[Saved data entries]
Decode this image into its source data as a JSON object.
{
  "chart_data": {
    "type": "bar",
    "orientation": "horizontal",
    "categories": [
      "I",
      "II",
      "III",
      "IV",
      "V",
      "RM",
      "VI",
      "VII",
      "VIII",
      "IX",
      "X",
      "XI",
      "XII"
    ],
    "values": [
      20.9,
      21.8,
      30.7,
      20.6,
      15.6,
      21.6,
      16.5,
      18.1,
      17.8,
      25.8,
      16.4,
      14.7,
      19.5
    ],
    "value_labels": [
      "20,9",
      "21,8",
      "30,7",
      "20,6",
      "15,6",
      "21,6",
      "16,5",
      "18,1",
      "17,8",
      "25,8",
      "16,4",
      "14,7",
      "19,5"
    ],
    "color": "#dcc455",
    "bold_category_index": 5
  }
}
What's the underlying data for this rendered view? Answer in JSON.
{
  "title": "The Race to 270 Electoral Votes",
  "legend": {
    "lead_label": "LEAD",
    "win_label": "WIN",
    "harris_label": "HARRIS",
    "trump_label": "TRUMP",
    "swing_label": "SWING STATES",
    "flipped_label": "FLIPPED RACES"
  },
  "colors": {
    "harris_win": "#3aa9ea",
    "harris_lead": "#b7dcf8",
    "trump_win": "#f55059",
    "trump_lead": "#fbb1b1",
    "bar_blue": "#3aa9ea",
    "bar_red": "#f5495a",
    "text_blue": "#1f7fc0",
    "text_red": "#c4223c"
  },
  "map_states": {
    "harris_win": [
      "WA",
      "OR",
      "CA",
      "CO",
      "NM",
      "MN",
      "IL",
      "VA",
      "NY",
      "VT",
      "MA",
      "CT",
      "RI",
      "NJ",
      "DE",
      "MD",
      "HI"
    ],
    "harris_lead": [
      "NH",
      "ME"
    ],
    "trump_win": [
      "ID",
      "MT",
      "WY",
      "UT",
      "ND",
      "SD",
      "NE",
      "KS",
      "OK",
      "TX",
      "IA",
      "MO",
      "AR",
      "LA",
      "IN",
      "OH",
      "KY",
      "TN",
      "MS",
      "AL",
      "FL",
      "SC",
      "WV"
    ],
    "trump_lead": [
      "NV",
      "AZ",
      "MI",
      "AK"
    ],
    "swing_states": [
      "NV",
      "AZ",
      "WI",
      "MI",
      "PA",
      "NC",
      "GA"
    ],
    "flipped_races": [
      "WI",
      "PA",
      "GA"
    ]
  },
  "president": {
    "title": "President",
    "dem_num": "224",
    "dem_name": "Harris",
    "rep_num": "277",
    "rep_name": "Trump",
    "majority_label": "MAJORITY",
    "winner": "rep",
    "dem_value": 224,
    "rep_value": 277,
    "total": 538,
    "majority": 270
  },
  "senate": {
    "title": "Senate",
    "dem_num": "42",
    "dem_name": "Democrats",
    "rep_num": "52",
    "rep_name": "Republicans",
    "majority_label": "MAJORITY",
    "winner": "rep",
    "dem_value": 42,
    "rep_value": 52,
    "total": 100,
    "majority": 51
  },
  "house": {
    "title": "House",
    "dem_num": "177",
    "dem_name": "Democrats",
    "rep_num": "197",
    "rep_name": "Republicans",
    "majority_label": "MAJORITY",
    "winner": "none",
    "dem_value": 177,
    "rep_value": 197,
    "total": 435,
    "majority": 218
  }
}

> _TASK PROMPT_:
Set all of the entries down again, exactly as they were given.

> _RESULT OF THE TASK_:
Decode this image into its source data as a JSON object.
{
  "chart_data": {
    "type": "bar",
    "orientation": "horizontal",
    "categories": [
      "I",
      "II",
      "III",
      "IV",
      "V",
      "RM",
      "VI",
      "VII",
      "VIII",
      "IX",
      "X",
      "XI",
      "XII"
    ],
    "values": [
      20.9,
      21.8,
      30.7,
      20.6,
      15.6,
      21.6,
      16.5,
      18.1,
      17.8,
      25.8,
      16.4,
      14.7,
      19.5
    ],
    "value_labels": [
      "20,9",
      "21,8",
      "30,7",
      "20,6",
      "15,6",
      "21,6",
      "16,5",
      "18,1",
      "17,8",
      "25,8",
      "16,4",
      "14,7",
      "19,5"
    ],
    "color": "#dcc455",
    "bold_category_index": 5
  }
}
What's the underlying data for this rendered view? Answer in JSON.
{
  "title": "The Race to 270 Electoral Votes",
  "legend": {
    "lead_label": "LEAD",
    "win_label": "WIN",
    "harris_label": "HARRIS",
    "trump_label": "TRUMP",
    "swing_label": "SWING STATES",
    "flipped_label": "FLIPPED RACES"
  },
  "colors": {
    "harris_win": "#3aa9ea",
    "harris_lead": "#b7dcf8",
    "trump_win": "#f55059",
    "trump_lead": "#fbb1b1",
    "bar_blue": "#3aa9ea",
    "bar_red": "#f5495a",
    "text_blue": "#1f7fc0",
    "text_red": "#c4223c"
  },
  "map_states": {
    "harris_win": [
      "WA",
      "OR",
      "CA",
      "CO",
      "NM",
      "MN",
      "IL",
      "VA",
      "NY",
      "VT",
      "MA",
      "CT",
      "RI",
      "NJ",
      "DE",
      "MD",
      "HI"
    ],
    "harris_lead": [
      "NH",
      "ME"
    ],
    "trump_win": [
      "ID",
      "MT",
      "WY",
      "UT",
      "ND",
      "SD",
      "NE",
      "KS",
      "OK",
      "TX",
      "IA",
      "MO",
      "AR",
      "LA",
      "IN",
      "OH",
      "KY",
      "TN",
      "MS",
      "AL",
      "FL",
      "SC",
      "WV"
    ],
    "trump_lead": [
      "NV",
      "AZ",
      "MI",
      "AK"
    ],
    "swing_states": [
      "NV",
      "AZ",
      "WI",
      "MI",
      "PA",
      "NC",
      "GA"
    ],
    "flipped_races": [
      "WI",
      "PA",
      "GA"
    ]
  },
  "president": {
    "title": "President",
    "dem_num": "224",
    "dem_name": "Harris",
    "rep_num": "277",
    "rep_name": "Trump",
    "majority_label": "MAJORITY",
    "winner": "rep",
    "dem_value": 224,
    "rep_value": 277,
    "total": 538,
    "majority": 270
  },
  "senate": {
    "title": "Senate",
    "dem_num": "42",
    "dem_name": "Democrats",
    "rep_num": "52",
    "rep_name": "Republicans",
    "majority_label": "MAJORITY",
    "winner": "rep",
    "dem_value": 42,
    "rep_value": 52,
    "total": 100,
    "majority": 51
  },
  "house": {
    "title": "House",
    "dem_num": "177",
    "dem_name": "Democrats",
    "rep_num": "197",
    "rep_name": "Republicans",
    "majority_label": "MAJORITY",
    "winner": "none",
    "dem_value": 177,
    "rep_value": 197,
    "total": 435,
    "majority": 218
  }
}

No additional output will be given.